● **Written exercise**
Every entry that follows should be reproduced exactly.

>> START

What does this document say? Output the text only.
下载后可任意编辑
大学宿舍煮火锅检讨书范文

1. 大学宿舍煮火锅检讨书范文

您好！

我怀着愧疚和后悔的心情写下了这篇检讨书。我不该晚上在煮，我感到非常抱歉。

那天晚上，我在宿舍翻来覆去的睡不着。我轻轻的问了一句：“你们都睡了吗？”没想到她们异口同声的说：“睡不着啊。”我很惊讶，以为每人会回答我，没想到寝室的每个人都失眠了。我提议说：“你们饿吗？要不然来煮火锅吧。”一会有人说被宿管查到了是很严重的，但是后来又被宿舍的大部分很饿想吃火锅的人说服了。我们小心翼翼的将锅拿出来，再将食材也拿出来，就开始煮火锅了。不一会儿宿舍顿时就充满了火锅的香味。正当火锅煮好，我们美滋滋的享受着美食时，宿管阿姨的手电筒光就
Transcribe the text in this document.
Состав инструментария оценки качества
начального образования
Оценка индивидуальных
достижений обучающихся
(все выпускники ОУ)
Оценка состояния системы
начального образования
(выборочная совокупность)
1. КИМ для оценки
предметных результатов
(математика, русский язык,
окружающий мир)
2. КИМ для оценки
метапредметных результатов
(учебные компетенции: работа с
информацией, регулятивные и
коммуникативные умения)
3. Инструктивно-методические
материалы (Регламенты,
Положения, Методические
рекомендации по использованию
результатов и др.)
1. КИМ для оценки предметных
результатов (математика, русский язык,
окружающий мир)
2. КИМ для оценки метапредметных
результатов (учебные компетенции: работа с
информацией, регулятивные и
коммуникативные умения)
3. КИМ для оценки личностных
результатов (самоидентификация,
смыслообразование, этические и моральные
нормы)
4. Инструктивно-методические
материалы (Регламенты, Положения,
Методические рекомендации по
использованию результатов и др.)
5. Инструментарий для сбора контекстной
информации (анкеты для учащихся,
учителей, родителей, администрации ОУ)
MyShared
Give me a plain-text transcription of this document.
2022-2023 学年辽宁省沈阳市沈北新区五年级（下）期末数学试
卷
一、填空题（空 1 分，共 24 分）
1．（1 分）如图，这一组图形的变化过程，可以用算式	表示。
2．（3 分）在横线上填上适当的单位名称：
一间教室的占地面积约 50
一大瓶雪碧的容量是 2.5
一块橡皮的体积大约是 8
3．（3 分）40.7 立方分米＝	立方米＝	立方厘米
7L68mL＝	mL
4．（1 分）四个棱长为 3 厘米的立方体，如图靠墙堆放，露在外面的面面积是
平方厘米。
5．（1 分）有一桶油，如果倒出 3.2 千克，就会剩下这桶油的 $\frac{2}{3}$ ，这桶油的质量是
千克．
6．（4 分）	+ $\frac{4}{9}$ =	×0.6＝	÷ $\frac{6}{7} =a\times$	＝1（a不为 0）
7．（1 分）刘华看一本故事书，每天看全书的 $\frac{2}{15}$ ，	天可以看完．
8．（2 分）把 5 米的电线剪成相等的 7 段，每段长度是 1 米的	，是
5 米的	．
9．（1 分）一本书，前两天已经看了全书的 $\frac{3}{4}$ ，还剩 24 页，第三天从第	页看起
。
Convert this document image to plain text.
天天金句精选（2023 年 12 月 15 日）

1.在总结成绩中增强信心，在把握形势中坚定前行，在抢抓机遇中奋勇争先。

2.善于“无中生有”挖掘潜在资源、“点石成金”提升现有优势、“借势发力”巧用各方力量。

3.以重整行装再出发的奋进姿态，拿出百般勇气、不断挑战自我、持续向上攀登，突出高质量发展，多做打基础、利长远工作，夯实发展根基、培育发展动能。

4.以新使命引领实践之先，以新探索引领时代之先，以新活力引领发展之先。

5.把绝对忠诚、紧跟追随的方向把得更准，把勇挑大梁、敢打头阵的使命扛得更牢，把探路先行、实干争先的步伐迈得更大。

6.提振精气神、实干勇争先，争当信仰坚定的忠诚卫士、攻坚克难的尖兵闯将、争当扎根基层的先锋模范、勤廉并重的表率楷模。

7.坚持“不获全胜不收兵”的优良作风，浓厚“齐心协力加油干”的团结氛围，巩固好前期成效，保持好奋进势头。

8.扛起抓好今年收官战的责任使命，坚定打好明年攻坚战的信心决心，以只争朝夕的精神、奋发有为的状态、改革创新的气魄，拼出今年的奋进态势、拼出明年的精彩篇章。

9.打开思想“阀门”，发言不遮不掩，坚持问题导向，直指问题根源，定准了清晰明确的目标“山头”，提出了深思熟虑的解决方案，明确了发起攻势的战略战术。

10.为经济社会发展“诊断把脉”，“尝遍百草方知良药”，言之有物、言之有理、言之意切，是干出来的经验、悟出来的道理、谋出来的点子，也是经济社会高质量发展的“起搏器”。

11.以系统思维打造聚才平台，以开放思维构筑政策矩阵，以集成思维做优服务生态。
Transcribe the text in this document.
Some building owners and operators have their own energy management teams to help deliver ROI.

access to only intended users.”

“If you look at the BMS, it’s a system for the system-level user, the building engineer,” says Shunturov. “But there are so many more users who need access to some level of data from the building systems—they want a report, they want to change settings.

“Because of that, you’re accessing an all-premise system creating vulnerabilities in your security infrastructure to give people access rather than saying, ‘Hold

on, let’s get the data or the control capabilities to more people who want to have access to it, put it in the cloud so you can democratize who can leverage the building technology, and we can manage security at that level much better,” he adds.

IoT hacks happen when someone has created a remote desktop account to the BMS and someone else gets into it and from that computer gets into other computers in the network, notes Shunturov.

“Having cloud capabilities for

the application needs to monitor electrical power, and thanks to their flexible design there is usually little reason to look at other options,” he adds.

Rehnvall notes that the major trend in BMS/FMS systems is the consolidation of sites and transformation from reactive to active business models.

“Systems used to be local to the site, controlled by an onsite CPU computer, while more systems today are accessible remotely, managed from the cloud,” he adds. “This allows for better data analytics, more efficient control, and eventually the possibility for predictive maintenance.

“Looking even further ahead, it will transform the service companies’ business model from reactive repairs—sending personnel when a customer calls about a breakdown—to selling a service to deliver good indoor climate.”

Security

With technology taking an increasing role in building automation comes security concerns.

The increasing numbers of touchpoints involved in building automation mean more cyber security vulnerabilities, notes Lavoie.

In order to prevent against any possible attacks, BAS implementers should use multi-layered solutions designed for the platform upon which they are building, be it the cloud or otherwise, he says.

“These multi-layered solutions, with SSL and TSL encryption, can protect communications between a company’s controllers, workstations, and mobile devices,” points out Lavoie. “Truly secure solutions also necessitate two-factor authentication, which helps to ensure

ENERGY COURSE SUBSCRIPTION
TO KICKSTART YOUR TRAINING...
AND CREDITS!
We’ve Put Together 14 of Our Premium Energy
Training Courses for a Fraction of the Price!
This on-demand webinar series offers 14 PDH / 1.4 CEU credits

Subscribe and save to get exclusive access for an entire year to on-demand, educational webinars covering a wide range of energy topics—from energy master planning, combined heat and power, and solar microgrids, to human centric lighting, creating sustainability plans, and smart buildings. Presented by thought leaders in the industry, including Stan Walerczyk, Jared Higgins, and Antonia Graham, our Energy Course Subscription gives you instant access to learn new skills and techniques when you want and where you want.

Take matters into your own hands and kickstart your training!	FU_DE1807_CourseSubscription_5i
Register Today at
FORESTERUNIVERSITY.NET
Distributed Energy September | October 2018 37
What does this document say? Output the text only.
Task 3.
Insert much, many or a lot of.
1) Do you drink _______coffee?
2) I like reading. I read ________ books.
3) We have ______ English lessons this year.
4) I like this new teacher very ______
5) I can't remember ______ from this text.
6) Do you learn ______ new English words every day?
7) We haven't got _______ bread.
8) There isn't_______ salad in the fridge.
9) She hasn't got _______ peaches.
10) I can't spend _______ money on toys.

>> END

● **Full solution**
What does this document say? Output the text only.
下载后可任意编辑
大学宿舍煮火锅检讨书范文

1. 大学宿舍煮火锅检讨书范文

您好！

我怀着愧疚和后悔的心情写下了这篇检讨书。我不该晚上在煮，我感到非常抱歉。

那天晚上，我在宿舍翻来覆去的睡不着。我轻轻的问了一句：“你们都睡了吗？”没想到她们异口同声的说：“睡不着啊。”我很惊讶，以为每人会回答我，没想到寝室的每个人都失眠了。我提议说：“你们饿吗？要不然来煮火锅吧。”一会有人说被宿管查到了是很严重的，但是后来又被宿舍的大部分很饿想吃火锅的人说服了。我们小心翼翼的将锅拿出来，再将食材也拿出来，就开始煮火锅了。不一会儿宿舍顿时就充满了火锅的香味。正当火锅煮好，我们美滋滋的享受着美食时，宿管阿姨的手电筒光就
Transcribe the text in this document.
Состав инструментария оценки качества
начального образования
Оценка индивидуальных
достижений обучающихся
(все выпускники ОУ)
Оценка состояния системы
начального образования
(выборочная совокупность)
1. КИМ для оценки
предметных результатов
(математика, русский язык,
окружающий мир)
2. КИМ для оценки
метапредметных результатов
(учебные компетенции: работа с
информацией, регулятивные и
коммуникативные умения)
3. Инструктивно-методические
материалы (Регламенты,
Положения, Методические
рекомендации по использованию
результатов и др.)
1. КИМ для оценки предметных
результатов (математика, русский язык,
окружающий мир)
2. КИМ для оценки метапредметных
результатов (учебные компетенции: работа с
информацией, регулятивные и
коммуникативные умения)
3. КИМ для оценки личностных
результатов (самоидентификация,
смыслообразование, этические и моральные
нормы)
4. Инструктивно-методические
материалы (Регламенты, Положения,
Методические рекомендации по
использованию результатов и др.)
5. Инструментарий для сбора контекстной
информации (анкеты для учащихся,
учителей, родителей, администрации ОУ)
MyShared
Give me a plain-text transcription of this document.
2022-2023 学年辽宁省沈阳市沈北新区五年级（下）期末数学试
卷
一、填空题（空 1 分，共 24 分）
1．（1 分）如图，这一组图形的变化过程，可以用算式	表示。
2．（3 分）在横线上填上适当的单位名称：
一间教室的占地面积约 50
一大瓶雪碧的容量是 2.5
一块橡皮的体积大约是 8
3．（3 分）40.7 立方分米＝	立方米＝	立方厘米
7L68mL＝	mL
4．（1 分）四个棱长为 3 厘米的立方体，如图靠墙堆放，露在外面的面面积是
平方厘米。
5．（1 分）有一桶油，如果倒出 3.2 千克，就会剩下这桶油的 $\frac{2}{3}$ ，这桶油的质量是
千克．
6．（4 分）	+ $\frac{4}{9}$ =	×0.6＝	÷ $\frac{6}{7} =a\times$	＝1（a不为 0）
7．（1 分）刘华看一本故事书，每天看全书的 $\frac{2}{15}$ ，	天可以看完．
8．（2 分）把 5 米的电线剪成相等的 7 段，每段长度是 1 米的	，是
5 米的	．
9．（1 分）一本书，前两天已经看了全书的 $\frac{3}{4}$ ，还剩 24 页，第三天从第	页看起
。
Convert this document image to plain text.
天天金句精选（2023 年 12 月 15 日）

1.在总结成绩中增强信心，在把握形势中坚定前行，在抢抓机遇中奋勇争先。

2.善于“无中生有”挖掘潜在资源、“点石成金”提升现有优势、“借势发力”巧用各方力量。

3.以重整行装再出发的奋进姿态，拿出百般勇气、不断挑战自我、持续向上攀登，突出高质量发展，多做打基础、利长远工作，夯实发展根基、培育发展动能。

4.以新使命引领实践之先，以新探索引领时代之先，以新活力引领发展之先。

5.把绝对忠诚、紧跟追随的方向把得更准，把勇挑大梁、敢打头阵的使命扛得更牢，把探路先行、实干争先的步伐迈得更大。

6.提振精气神、实干勇争先，争当信仰坚定的忠诚卫士、攻坚克难的尖兵闯将、争当扎根基层的先锋模范、勤廉并重的表率楷模。

7.坚持“不获全胜不收兵”的优良作风，浓厚“齐心协力加油干”的团结氛围，巩固好前期成效，保持好奋进势头。

8.扛起抓好今年收官战的责任使命，坚定打好明年攻坚战的信心决心，以只争朝夕的精神、奋发有为的状态、改革创新的气魄，拼出今年的奋进态势、拼出明年的精彩篇章。

9.打开思想“阀门”，发言不遮不掩，坚持问题导向，直指问题根源，定准了清晰明确的目标“山头”，提出了深思熟虑的解决方案，明确了发起攻势的战略战术。

10.为经济社会发展“诊断把脉”，“尝遍百草方知良药”，言之有物、言之有理、言之意切，是干出来的经验、悟出来的道理、谋出来的点子，也是经济社会高质量发展的“起搏器”。

11.以系统思维打造聚才平台，以开放思维构筑政策矩阵，以集成思维做优服务生态。
Transcribe the text in this document.
Some building owners and operators have their own energy management teams to help deliver ROI.

access to only intended users.”

“If you look at the BMS, it’s a system for the system-level user, the building engineer,” says Shunturov. “But there are so many more users who need access to some level of data from the building systems—they want a report, they want to change settings.

“Because of that, you’re accessing an all-premise system creating vulnerabilities in your security infrastructure to give people access rather than saying, ‘Hold

on, let’s get the data or the control capabilities to more people who want to have access to it, put it in the cloud so you can democratize who can leverage the building technology, and we can manage security at that level much better,” he adds.

IoT hacks happen when someone has created a remote desktop account to the BMS and someone else gets into it and from that computer gets into other computers in the network, notes Shunturov.

“Having cloud capabilities for

the application needs to monitor electrical power, and thanks to their flexible design there is usually little reason to look at other options,” he adds.

Rehnvall notes that the major trend in BMS/FMS systems is the consolidation of sites and transformation from reactive to active business models.

“Systems used to be local to the site, controlled by an onsite CPU computer, while more systems today are accessible remotely, managed from the cloud,” he adds. “This allows for better data analytics, more efficient control, and eventually the possibility for predictive maintenance.

“Looking even further ahead, it will transform the service companies’ business model from reactive repairs—sending personnel when a customer calls about a breakdown—to selling a service to deliver good indoor climate.”

Security

With technology taking an increasing role in building automation comes security concerns.

The increasing numbers of touchpoints involved in building automation mean more cyber security vulnerabilities, notes Lavoie.

In order to prevent against any possible attacks, BAS implementers should use multi-layered solutions designed for the platform upon which they are building, be it the cloud or otherwise, he says.

“These multi-layered solutions, with SSL and TSL encryption, can protect communications between a company’s controllers, workstations, and mobile devices,” points out Lavoie. “Truly secure solutions also necessitate two-factor authentication, which helps to ensure

ENERGY COURSE SUBSCRIPTION
TO KICKSTART YOUR TRAINING...
AND CREDITS!
We’ve Put Together 14 of Our Premium Energy
Training Courses for a Fraction of the Price!
This on-demand webinar series offers 14 PDH / 1.4 CEU credits

Subscribe and save to get exclusive access for an entire year to on-demand, educational webinars covering a wide range of energy topics—from energy master planning, combined heat and power, and solar microgrids, to human centric lighting, creating sustainability plans, and smart buildings. Presented by thought leaders in the industry, including Stan Walerczyk, Jared Higgins, and Antonia Graham, our Energy Course Subscription gives you instant access to learn new skills and techniques when you want and where you want.

Take matters into your own hands and kickstart your training!	FU_DE1807_CourseSubscription_5i
Register Today at
FORESTERUNIVERSITY.NET
Distributed Energy September | October 2018 37
What does this document say? Output the text only.
Task 3.
Insert much, many or a lot of.
1) Do you drink _______coffee?
2) I like reading. I read ________ books.
3) We have ______ English lessons this year.
4) I like this new teacher very ______
5) I can't remember ______ from this text.
6) Do you learn ______ new English words every day?
7) We haven't got _______ bread.
8) There isn't_______ salad in the fridge.
9) She hasn't got _______ peaches.
10) I can't spend _______ money on toys.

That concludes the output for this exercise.